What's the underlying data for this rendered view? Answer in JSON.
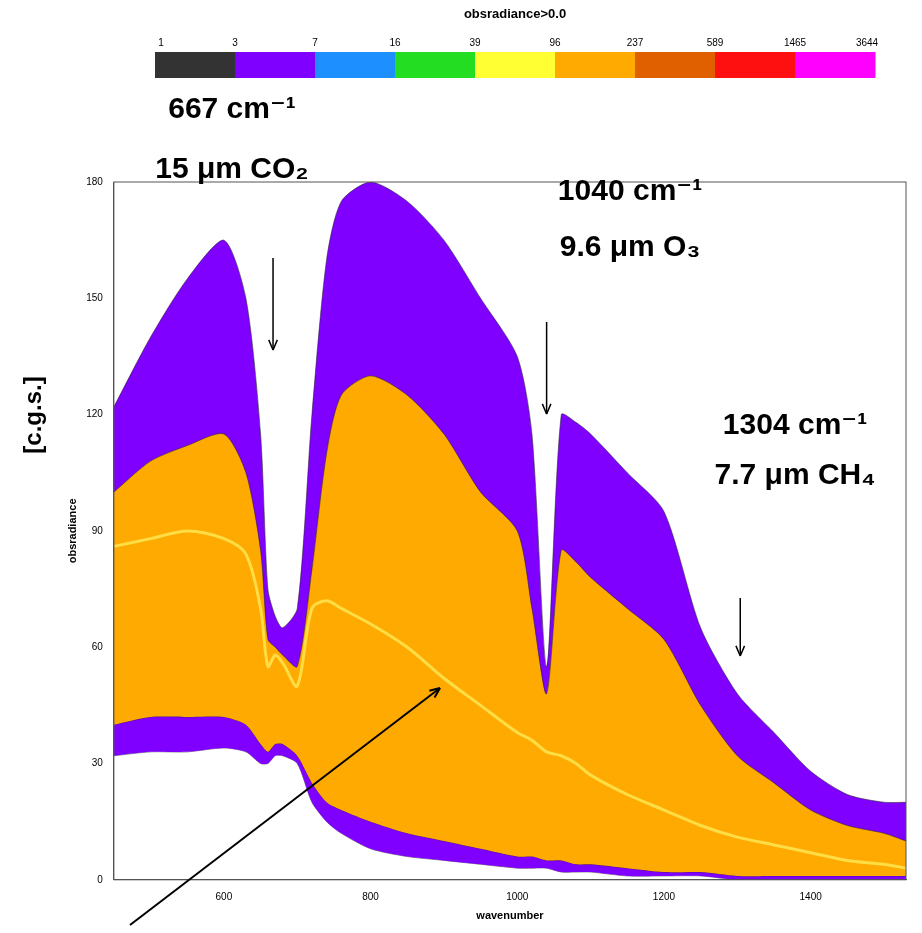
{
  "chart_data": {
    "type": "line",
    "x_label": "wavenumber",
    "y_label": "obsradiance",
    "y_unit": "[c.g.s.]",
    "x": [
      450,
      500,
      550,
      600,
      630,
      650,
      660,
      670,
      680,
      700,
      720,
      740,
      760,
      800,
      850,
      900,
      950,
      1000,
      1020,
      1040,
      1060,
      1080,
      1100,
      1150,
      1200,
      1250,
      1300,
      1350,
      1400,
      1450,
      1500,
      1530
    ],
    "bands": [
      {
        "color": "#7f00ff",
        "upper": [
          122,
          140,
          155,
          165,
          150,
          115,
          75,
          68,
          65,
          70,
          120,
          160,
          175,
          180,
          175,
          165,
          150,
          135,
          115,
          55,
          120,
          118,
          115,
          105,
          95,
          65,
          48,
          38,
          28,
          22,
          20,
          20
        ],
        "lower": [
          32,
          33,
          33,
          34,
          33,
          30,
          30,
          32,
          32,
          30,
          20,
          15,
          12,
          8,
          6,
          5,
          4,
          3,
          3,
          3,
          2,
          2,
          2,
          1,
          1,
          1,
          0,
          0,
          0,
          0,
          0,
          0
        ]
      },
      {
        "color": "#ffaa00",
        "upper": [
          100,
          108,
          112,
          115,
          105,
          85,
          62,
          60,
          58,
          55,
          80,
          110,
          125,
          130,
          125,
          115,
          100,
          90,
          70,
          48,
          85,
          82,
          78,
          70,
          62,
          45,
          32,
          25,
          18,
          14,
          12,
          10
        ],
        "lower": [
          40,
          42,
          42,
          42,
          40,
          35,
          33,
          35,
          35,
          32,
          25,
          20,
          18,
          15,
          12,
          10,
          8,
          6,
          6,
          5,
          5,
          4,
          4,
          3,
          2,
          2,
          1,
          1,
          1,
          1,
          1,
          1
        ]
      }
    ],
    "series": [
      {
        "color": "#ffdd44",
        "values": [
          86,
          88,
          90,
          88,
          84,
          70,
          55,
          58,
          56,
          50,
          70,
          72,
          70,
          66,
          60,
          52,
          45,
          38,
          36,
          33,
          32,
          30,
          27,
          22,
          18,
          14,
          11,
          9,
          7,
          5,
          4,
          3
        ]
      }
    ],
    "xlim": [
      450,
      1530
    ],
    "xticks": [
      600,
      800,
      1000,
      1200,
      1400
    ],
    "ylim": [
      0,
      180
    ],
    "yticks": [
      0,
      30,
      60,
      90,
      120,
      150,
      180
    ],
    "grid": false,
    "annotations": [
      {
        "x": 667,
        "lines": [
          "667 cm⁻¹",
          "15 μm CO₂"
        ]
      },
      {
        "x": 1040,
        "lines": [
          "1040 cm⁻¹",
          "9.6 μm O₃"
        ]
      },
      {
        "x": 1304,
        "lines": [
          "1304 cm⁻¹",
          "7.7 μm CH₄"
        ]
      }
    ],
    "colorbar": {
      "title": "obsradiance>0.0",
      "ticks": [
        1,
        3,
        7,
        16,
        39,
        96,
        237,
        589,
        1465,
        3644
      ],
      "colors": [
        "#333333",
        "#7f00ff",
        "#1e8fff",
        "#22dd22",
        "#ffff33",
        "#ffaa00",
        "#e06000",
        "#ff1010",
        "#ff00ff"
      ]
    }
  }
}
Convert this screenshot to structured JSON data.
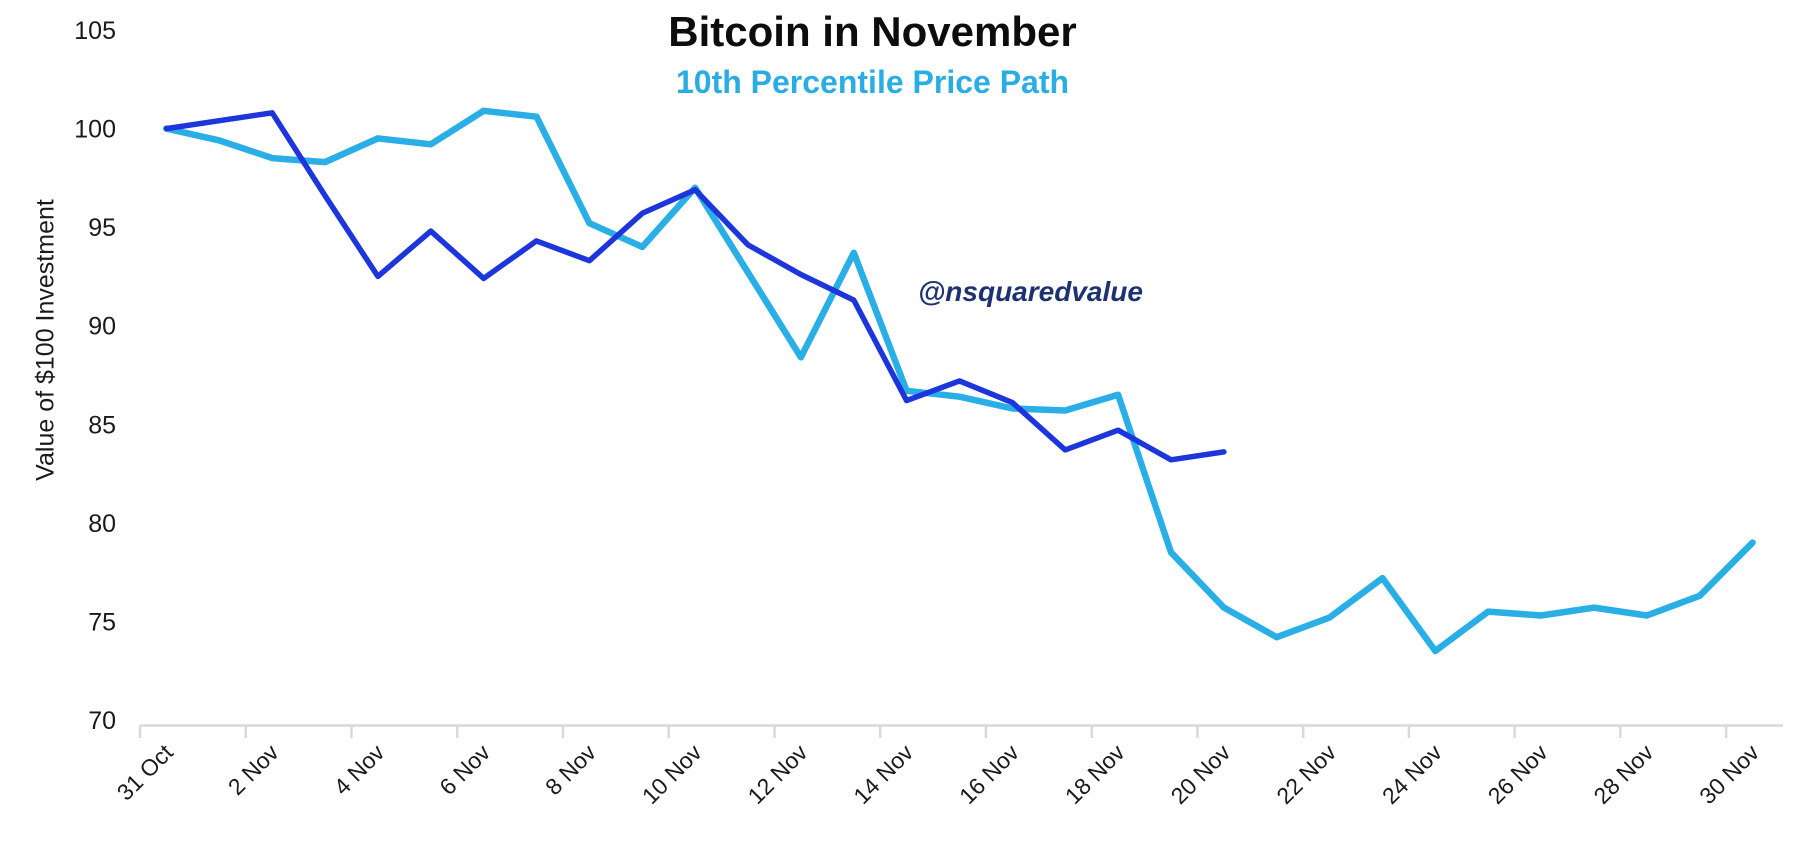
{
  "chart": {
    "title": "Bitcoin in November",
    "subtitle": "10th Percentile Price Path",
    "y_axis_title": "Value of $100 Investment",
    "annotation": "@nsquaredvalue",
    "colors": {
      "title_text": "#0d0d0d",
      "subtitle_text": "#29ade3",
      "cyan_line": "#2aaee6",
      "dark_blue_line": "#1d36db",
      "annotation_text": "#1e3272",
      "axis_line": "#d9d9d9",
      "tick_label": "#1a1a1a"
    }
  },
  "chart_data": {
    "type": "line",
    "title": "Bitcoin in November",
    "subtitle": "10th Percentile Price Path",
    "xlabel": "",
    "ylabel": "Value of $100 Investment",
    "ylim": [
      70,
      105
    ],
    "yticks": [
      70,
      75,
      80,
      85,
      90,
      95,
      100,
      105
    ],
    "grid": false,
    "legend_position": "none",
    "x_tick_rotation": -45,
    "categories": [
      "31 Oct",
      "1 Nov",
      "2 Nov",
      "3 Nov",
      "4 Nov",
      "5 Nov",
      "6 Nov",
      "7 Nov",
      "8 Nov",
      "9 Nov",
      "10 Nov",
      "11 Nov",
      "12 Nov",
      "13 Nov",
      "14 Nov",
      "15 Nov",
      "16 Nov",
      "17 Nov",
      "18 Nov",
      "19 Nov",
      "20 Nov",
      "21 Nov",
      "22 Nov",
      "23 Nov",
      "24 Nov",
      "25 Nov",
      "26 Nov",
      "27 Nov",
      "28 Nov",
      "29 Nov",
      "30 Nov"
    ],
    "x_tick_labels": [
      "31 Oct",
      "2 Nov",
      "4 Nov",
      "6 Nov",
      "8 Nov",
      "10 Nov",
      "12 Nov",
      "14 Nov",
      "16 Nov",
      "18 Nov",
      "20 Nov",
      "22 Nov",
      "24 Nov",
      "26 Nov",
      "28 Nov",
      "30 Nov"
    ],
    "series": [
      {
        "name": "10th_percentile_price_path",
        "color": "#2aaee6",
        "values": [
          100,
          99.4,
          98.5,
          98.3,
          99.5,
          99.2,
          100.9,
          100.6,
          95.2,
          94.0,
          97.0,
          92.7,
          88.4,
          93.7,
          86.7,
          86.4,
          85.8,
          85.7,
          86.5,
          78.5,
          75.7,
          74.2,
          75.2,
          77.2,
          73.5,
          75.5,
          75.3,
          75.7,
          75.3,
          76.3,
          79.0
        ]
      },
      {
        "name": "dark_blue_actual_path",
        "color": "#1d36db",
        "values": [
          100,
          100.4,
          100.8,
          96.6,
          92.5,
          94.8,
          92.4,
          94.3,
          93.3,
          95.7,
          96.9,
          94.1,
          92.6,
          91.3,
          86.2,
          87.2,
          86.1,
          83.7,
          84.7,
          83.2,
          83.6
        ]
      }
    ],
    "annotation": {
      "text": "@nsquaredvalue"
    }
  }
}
+ + + +
▸ Task directions: Identify which lines contain the word "name" and copy each one.

▸ Response for this exercise:
        "name": "10th_percentile_price_path",
        "name": "dark_blue_actual_path",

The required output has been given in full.